╔══

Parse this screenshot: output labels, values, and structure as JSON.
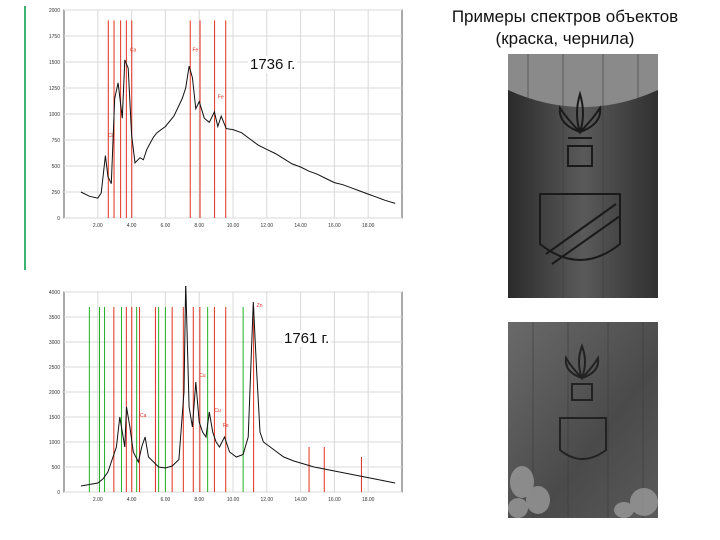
{
  "title_line1": "Примеры спектров объектов",
  "title_line2": "(краска, чернила)",
  "chart_data": [
    {
      "type": "line",
      "label": "1736 г.",
      "xlim": [
        0,
        20
      ],
      "ylim": [
        0,
        2000
      ],
      "x_tick_labels": [
        "2.00",
        "4.00",
        "6.00",
        "8.00",
        "10.00",
        "12.00",
        "14.00",
        "16.00",
        "18.00"
      ],
      "y_tick_labels": [
        "2000",
        "1750",
        "1500",
        "1250",
        "1000",
        "750",
        "500",
        "250",
        "0"
      ],
      "x": [
        1.0,
        1.5,
        2.0,
        2.2,
        2.45,
        2.6,
        2.8,
        3.0,
        3.2,
        3.45,
        3.6,
        3.8,
        4.0,
        4.2,
        4.5,
        4.7,
        4.9,
        5.1,
        5.3,
        5.5,
        6.0,
        6.5,
        7.0,
        7.2,
        7.4,
        7.6,
        7.8,
        8.0,
        8.3,
        8.6,
        8.9,
        9.1,
        9.3,
        9.6,
        10.0,
        10.5,
        11.0,
        11.5,
        12.0,
        12.5,
        13.0,
        13.5,
        14.0,
        14.5,
        15.0,
        15.5,
        16.0,
        16.5,
        17.0,
        17.5,
        18.0,
        18.5,
        19.0,
        19.6
      ],
      "y": [
        250,
        210,
        190,
        240,
        600,
        400,
        330,
        1150,
        1300,
        960,
        1520,
        1440,
        800,
        530,
        580,
        560,
        660,
        720,
        780,
        820,
        880,
        980,
        1150,
        1250,
        1460,
        1350,
        1050,
        1120,
        960,
        920,
        1020,
        880,
        980,
        860,
        850,
        820,
        760,
        700,
        660,
        620,
        570,
        520,
        490,
        450,
        420,
        380,
        340,
        320,
        290,
        260,
        230,
        200,
        170,
        140
      ],
      "peak_labels": [
        {
          "text": "Ca",
          "x": 3.9,
          "y": 1600
        },
        {
          "text": "Fe",
          "x": 7.6,
          "y": 1600
        },
        {
          "text": "Fe",
          "x": 9.1,
          "y": 1150
        },
        {
          "text": "Cl",
          "x": 2.6,
          "y": 780
        }
      ],
      "red_lines": [
        2.62,
        2.96,
        3.35,
        3.69,
        4.01,
        7.47,
        8.05,
        8.91,
        9.57
      ],
      "red_line_heights": [
        1900,
        1900,
        1900,
        1900,
        1900,
        1900,
        1900,
        1900,
        1900
      ]
    },
    {
      "type": "line",
      "label": "1761 г.",
      "xlim": [
        0,
        20
      ],
      "ylim": [
        0,
        4000
      ],
      "x_tick_labels": [
        "2.00",
        "4.00",
        "6.00",
        "8.00",
        "10.00",
        "12.00",
        "14.00",
        "16.00",
        "18.00"
      ],
      "y_tick_labels": [
        "4000",
        "3500",
        "3000",
        "2500",
        "2000",
        "1500",
        "1000",
        "500",
        "0"
      ],
      "x": [
        1.0,
        1.5,
        2.0,
        2.3,
        2.6,
        2.9,
        3.1,
        3.3,
        3.6,
        3.7,
        3.9,
        4.1,
        4.4,
        4.6,
        4.8,
        5.0,
        5.3,
        5.6,
        6.0,
        6.4,
        6.8,
        7.1,
        7.2,
        7.4,
        7.6,
        7.8,
        8.0,
        8.2,
        8.4,
        8.6,
        8.8,
        9.0,
        9.2,
        9.5,
        9.8,
        10.2,
        10.6,
        10.9,
        11.2,
        11.4,
        11.6,
        11.8,
        12.2,
        12.6,
        13.0,
        13.6,
        14.2,
        14.8,
        15.4,
        16.0,
        16.6,
        17.2,
        17.8,
        18.4,
        19.0,
        19.6
      ],
      "y": [
        120,
        150,
        180,
        260,
        400,
        700,
        900,
        1500,
        900,
        1700,
        1300,
        800,
        600,
        900,
        1100,
        700,
        600,
        500,
        480,
        520,
        650,
        2000,
        4200,
        1700,
        1300,
        2200,
        1400,
        1200,
        1100,
        1600,
        1200,
        1000,
        900,
        1100,
        800,
        700,
        750,
        1100,
        3800,
        2400,
        1200,
        1000,
        900,
        800,
        700,
        620,
        560,
        500,
        460,
        420,
        380,
        340,
        300,
        260,
        220,
        180
      ],
      "peak_labels": [
        {
          "text": "Fe",
          "x": 7.2,
          "y": 4300
        },
        {
          "text": "Ca",
          "x": 4.5,
          "y": 1500
        },
        {
          "text": "Zn",
          "x": 11.4,
          "y": 3700
        },
        {
          "text": "Cu",
          "x": 8.0,
          "y": 2300
        },
        {
          "text": "Cu",
          "x": 8.9,
          "y": 1600
        },
        {
          "text": "Fe",
          "x": 9.4,
          "y": 1300
        }
      ],
      "red_lines": [
        2.95,
        3.69,
        4.01,
        4.47,
        5.41,
        6.4,
        7.06,
        7.65,
        8.04,
        8.9,
        9.57,
        11.22,
        14.5,
        15.4,
        17.6
      ],
      "red_line_heights": [
        3700,
        3700,
        3700,
        3700,
        3700,
        3700,
        3700,
        3700,
        3700,
        3700,
        3700,
        3700,
        900,
        900,
        700
      ],
      "green_lines": [
        1.5,
        2.1,
        2.4,
        3.4,
        4.3,
        5.6,
        6.0,
        8.5,
        10.6
      ],
      "green_line_heights": [
        3700,
        3700,
        3700,
        3700,
        3700,
        3700,
        3700,
        3700,
        3700
      ]
    }
  ]
}
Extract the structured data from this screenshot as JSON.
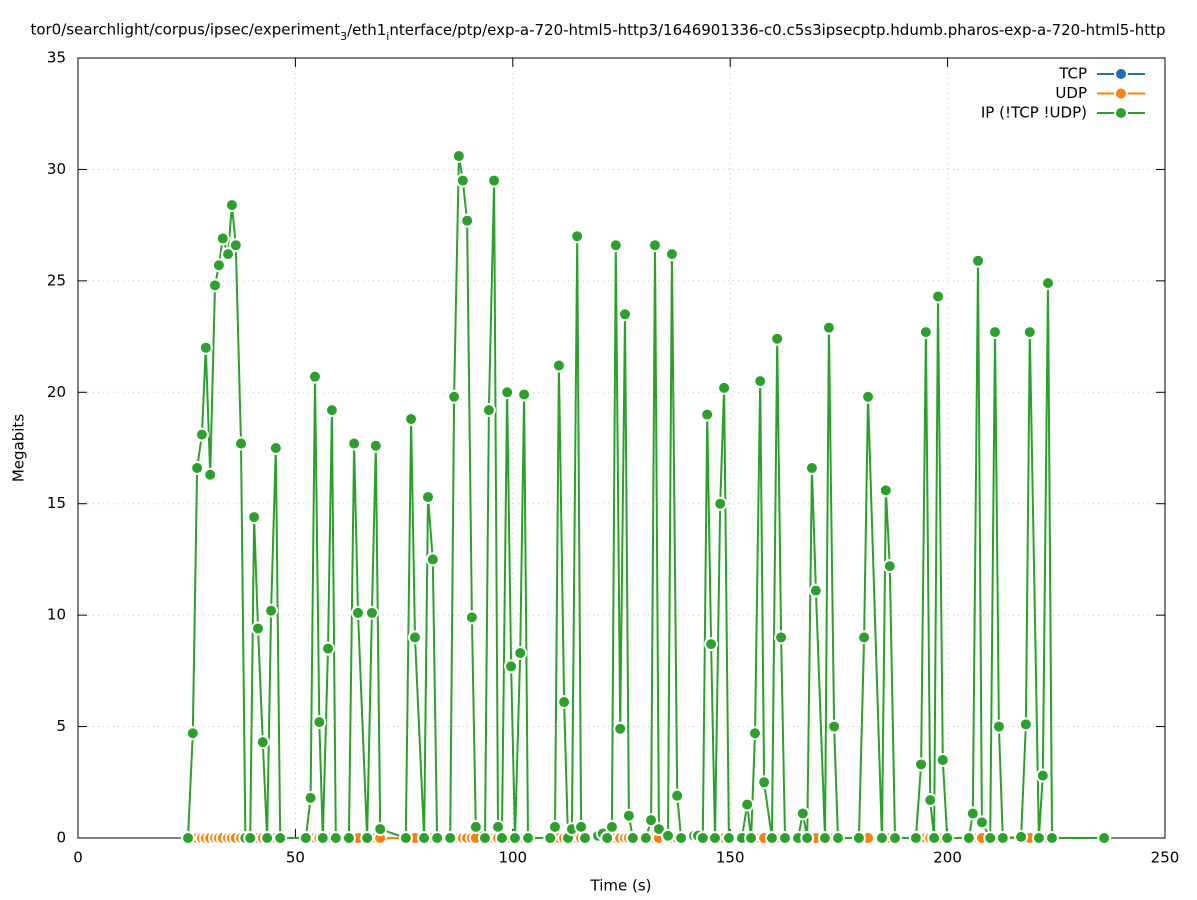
{
  "chart_data": {
    "type": "line",
    "title": "tor0/searchlight/corpus/ipsec/experiment_3/eth1_interface/ptp/exp-a-720-html5-http3/1646901336-c0.c5s3ipsecptp.hdumb.pharos-exp-a-720-html5-http",
    "x_label": "Time (s)",
    "y_label": "Megabits",
    "xlim": [
      0,
      250
    ],
    "xticks": [
      0,
      50,
      100,
      150,
      200,
      250
    ],
    "ylim": [
      0,
      35
    ],
    "yticks": [
      0,
      5,
      10,
      15,
      20,
      25,
      30,
      35
    ],
    "grid": true,
    "legend": "top-right",
    "x": [
      25.3,
      26.4,
      27.4,
      28.5,
      29.4,
      30.4,
      31.5,
      32.4,
      33.3,
      34.5,
      35.4,
      36.3,
      37.5,
      38.5,
      39.6,
      40.5,
      41.4,
      42.5,
      43.5,
      44.4,
      45.5,
      46.5,
      52.4,
      53.5,
      54.5,
      55.5,
      56.3,
      57.5,
      58.4,
      59.3,
      62.3,
      63.5,
      64.4,
      66.5,
      67.6,
      68.5,
      69.5,
      75.4,
      76.6,
      77.5,
      79.6,
      80.5,
      81.6,
      82.6,
      85.6,
      86.5,
      87.6,
      88.5,
      89.5,
      90.6,
      91.5,
      93.6,
      94.5,
      95.7,
      96.6,
      97.5,
      98.7,
      99.6,
      100.5,
      101.7,
      102.6,
      103.5,
      108.6,
      109.7,
      110.6,
      111.8,
      112.7,
      113.6,
      114.8,
      115.7,
      116.6,
      119.6,
      120.7,
      121.7,
      122.8,
      123.7,
      124.7,
      125.8,
      126.7,
      127.6,
      130.6,
      131.8,
      132.7,
      133.6,
      135.7,
      136.6,
      137.8,
      138.7,
      141.7,
      142.6,
      143.7,
      144.7,
      145.6,
      146.5,
      147.7,
      148.6,
      149.7,
      152.7,
      153.9,
      154.8,
      155.7,
      156.9,
      157.8,
      159.6,
      160.8,
      161.7,
      162.6,
      165.6,
      166.7,
      167.7,
      168.8,
      169.7,
      171.8,
      172.7,
      173.9,
      174.8,
      179.6,
      180.8,
      181.7,
      184.9,
      185.8,
      186.7,
      187.9,
      192.7,
      193.9,
      195.0,
      196.0,
      196.9,
      197.8,
      198.9,
      199.9,
      204.9,
      205.8,
      207.0,
      207.9,
      209.8,
      210.9,
      211.8,
      212.7,
      216.9,
      218.0,
      218.9,
      221.0,
      221.9,
      223.1,
      224.0,
      236.0
    ],
    "series": [
      {
        "name": "TCP",
        "color": "#1f6fb4",
        "values": [
          0,
          0,
          0,
          0,
          0,
          0,
          0,
          0,
          0,
          0,
          0,
          0,
          0,
          0,
          0,
          0,
          0,
          0,
          0,
          0,
          0,
          0,
          0,
          0,
          0,
          0,
          0,
          0,
          0,
          0,
          0,
          0,
          0,
          0,
          0,
          0,
          0,
          0,
          0,
          0,
          0,
          0,
          0,
          0,
          0,
          0,
          0,
          0,
          0,
          0,
          0,
          0,
          0,
          0,
          0,
          0,
          0,
          0,
          0,
          0,
          0,
          0,
          0,
          0,
          0,
          0,
          0,
          0,
          0,
          0,
          0,
          0,
          0,
          0,
          0,
          0,
          0,
          0,
          0,
          0,
          0,
          0,
          0,
          0,
          0,
          0,
          0,
          0,
          0,
          0,
          0,
          0,
          0,
          0,
          0,
          0,
          0,
          0,
          0,
          0,
          0,
          0,
          0,
          0,
          0,
          0,
          0,
          0,
          0,
          0,
          0,
          0,
          0,
          0,
          0,
          0,
          0,
          0,
          0,
          0,
          0,
          0,
          0,
          0,
          0,
          0,
          0,
          0,
          0,
          0,
          0,
          0,
          0,
          0,
          0,
          0,
          0,
          0,
          0,
          0,
          0,
          0,
          0,
          0,
          0,
          0,
          0
        ]
      },
      {
        "name": "UDP",
        "color": "#ff7f0e",
        "values": [
          0,
          0,
          0,
          0,
          0,
          0,
          0,
          0,
          0,
          0,
          0,
          0,
          0,
          0,
          0,
          0,
          0,
          0,
          0,
          0,
          0,
          0,
          0,
          0,
          0,
          0,
          0,
          0,
          0,
          0,
          0,
          0,
          0,
          0,
          0,
          0,
          0,
          0,
          0,
          0,
          0,
          0,
          0,
          0,
          0,
          0,
          0,
          0,
          0,
          0,
          0,
          0,
          0,
          0,
          0,
          0,
          0,
          0,
          0,
          0,
          0,
          0,
          0,
          0,
          0,
          0,
          0,
          0,
          0,
          0,
          0,
          0,
          0,
          0,
          0,
          0,
          0,
          0,
          0,
          0,
          0,
          0,
          0,
          0,
          0,
          0,
          0,
          0,
          0,
          0,
          0,
          0,
          0,
          0,
          0,
          0,
          0,
          0,
          0,
          0,
          0,
          0,
          0,
          0,
          0,
          0,
          0,
          0,
          0,
          0,
          0,
          0,
          0,
          0,
          0,
          0,
          0,
          0,
          0,
          0,
          0,
          0,
          0,
          0,
          0,
          0,
          0,
          0,
          0,
          0,
          0,
          0,
          0,
          0,
          0,
          0,
          0,
          0,
          0,
          0,
          0,
          0,
          0,
          0,
          0,
          0,
          0
        ]
      },
      {
        "name": "IP (!TCP  !UDP)",
        "color": "#2ca02c",
        "values": [
          0,
          4.7,
          16.6,
          18.1,
          22.0,
          16.3,
          24.8,
          25.7,
          26.9,
          26.2,
          28.4,
          26.6,
          17.7,
          0,
          0,
          14.4,
          9.4,
          4.3,
          0,
          10.2,
          17.5,
          0,
          0,
          1.8,
          20.7,
          5.2,
          0,
          8.5,
          19.2,
          0,
          0,
          17.7,
          10.1,
          0,
          10.1,
          17.6,
          0.4,
          0,
          18.8,
          9.0,
          0,
          15.3,
          12.5,
          0,
          0,
          19.8,
          30.6,
          29.5,
          27.7,
          9.9,
          0.5,
          0,
          19.2,
          29.5,
          0.5,
          0,
          20.0,
          7.7,
          0,
          8.3,
          19.9,
          0,
          0,
          0.5,
          21.2,
          6.1,
          0,
          0.4,
          27.0,
          0.5,
          0,
          0.1,
          0.2,
          0,
          0.5,
          26.6,
          4.9,
          23.5,
          1.0,
          0,
          0,
          0.8,
          26.6,
          0.4,
          0.1,
          26.2,
          1.9,
          0,
          0.1,
          0.1,
          0,
          19.0,
          8.7,
          0,
          15.0,
          20.2,
          0,
          0,
          1.5,
          0,
          4.7,
          20.5,
          2.5,
          0,
          22.4,
          9.0,
          0,
          0,
          1.1,
          0,
          16.6,
          11.1,
          0,
          22.9,
          5.0,
          0,
          0,
          9.0,
          19.8,
          0,
          15.6,
          12.2,
          0,
          0,
          3.3,
          22.7,
          1.7,
          0,
          24.3,
          3.5,
          0,
          0,
          1.1,
          25.9,
          0.7,
          0,
          22.7,
          5.0,
          0,
          0.05,
          5.1,
          22.7,
          0,
          2.8,
          24.9,
          0,
          0
        ]
      }
    ]
  }
}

╚══

» **OBJECTIVE**:
Show every line of the records above that contains the word "screenshot".

» **EXERCISE RESULT**:
Parse this screenshot: output labels, values, and structure as JSON.
Extract the structured data from this screenshot as JSON.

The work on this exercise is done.